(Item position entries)
--

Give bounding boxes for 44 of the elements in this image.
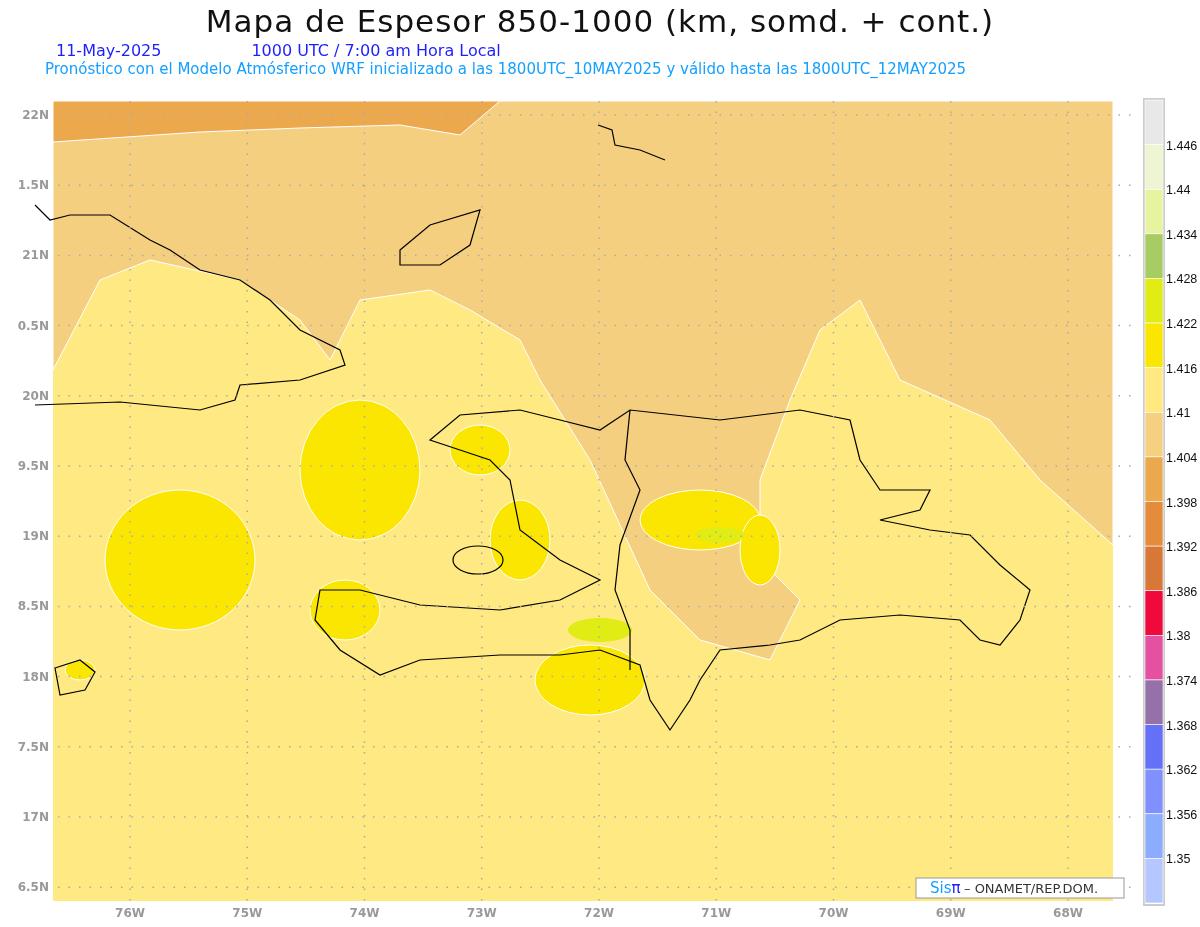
longitude-label: 68W (1053, 906, 1083, 920)
latitude-label: 6.5N (17, 880, 49, 895)
longitude-label: 76W (115, 906, 145, 920)
latitude-label: 20N (22, 388, 49, 403)
latitude-label: 1.5N (17, 178, 49, 193)
colorbar-label: 1.356 (1166, 807, 1198, 822)
logo-text: Sisπ (930, 879, 961, 897)
date-text: 11-May-2025 (56, 42, 162, 60)
longitude-label: 70W (818, 906, 849, 920)
colorbar-label: 1.392 (1166, 540, 1198, 555)
latitude-label: 7.5N (17, 739, 49, 754)
colorbar-label: 1.362 (1166, 763, 1198, 778)
map-title: Mapa de Espesor 850-1000 (km, somd. + cont.) (204, 2, 996, 37)
credit-text: – ONAMET/REP.DOM. (964, 881, 1099, 896)
colorbar-label: 1.368 (1166, 718, 1198, 733)
longitude-label: 69W (935, 906, 966, 920)
latitude-label: 0.5N (17, 318, 49, 333)
colorbar-label: 1.374 (1166, 673, 1198, 688)
longitude-label: 75W (232, 906, 263, 920)
colorbar-label: 1.434 (1166, 227, 1198, 242)
forecast-text: Pronóstico con el Modelo Atmósferico WRF inicializado a las 1800UTC_10MAY2025 y válido hasta las 1800UTC_12MAY2025 (44, 59, 968, 78)
time-text: 1000 UTC / 7:00 am Hora Local (251, 42, 501, 60)
longitude-label: 71W (701, 906, 732, 920)
colorbar-label: 1.38 (1166, 629, 1191, 644)
latitude-label: 21N (22, 248, 49, 263)
longitude-label: 74W (349, 906, 380, 920)
colorbar-label: 1.428 (1166, 272, 1198, 287)
colorbar-label: 1.398 (1166, 495, 1198, 510)
latitude-label: 22N (22, 108, 49, 122)
latitude-label: 8.5N (17, 599, 49, 614)
latitude-label: 17N (22, 810, 49, 824)
latitude-label: 9.5N (17, 459, 49, 473)
colorbar-label: 1.422 (1166, 317, 1198, 332)
colorbar-label: 1.44 (1166, 183, 1191, 198)
latitude-label: 18N (22, 669, 49, 684)
longitude-label: 73W (466, 906, 497, 920)
longitude-label: 72W (584, 906, 614, 920)
colorbar-label: 1.386 (1166, 584, 1198, 599)
latitude-label: 19N (22, 529, 49, 544)
colorbar-label: 1.41 (1166, 406, 1191, 421)
colorbar-label: 1.404 (1166, 450, 1198, 465)
colorbar-label: 1.35 (1166, 852, 1191, 867)
colorbar-label: 1.446 (1166, 138, 1198, 153)
colorbar-label: 1.416 (1166, 361, 1198, 376)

--

**Problem details**
Starting at the line that contains "longitude-label: 68W (1053, 906, 1083, 920)" and ending with the line that contains "colorbar-label: 1.356 (1166, 807, 1198, 822)", put those lines into a JSON list of strings, one string per line, with blank lines left out.

**Exercise solution**
[
  "longitude-label: 68W (1053, 906, 1083, 920)",
  "latitude-label: 6.5N (17, 880, 49, 895)",
  "longitude-label: 76W (115, 906, 145, 920)",
  "latitude-label: 20N (22, 388, 49, 403)",
  "latitude-label: 1.5N (17, 178, 49, 193)",
  "colorbar-label: 1.356 (1166, 807, 1198, 822)"
]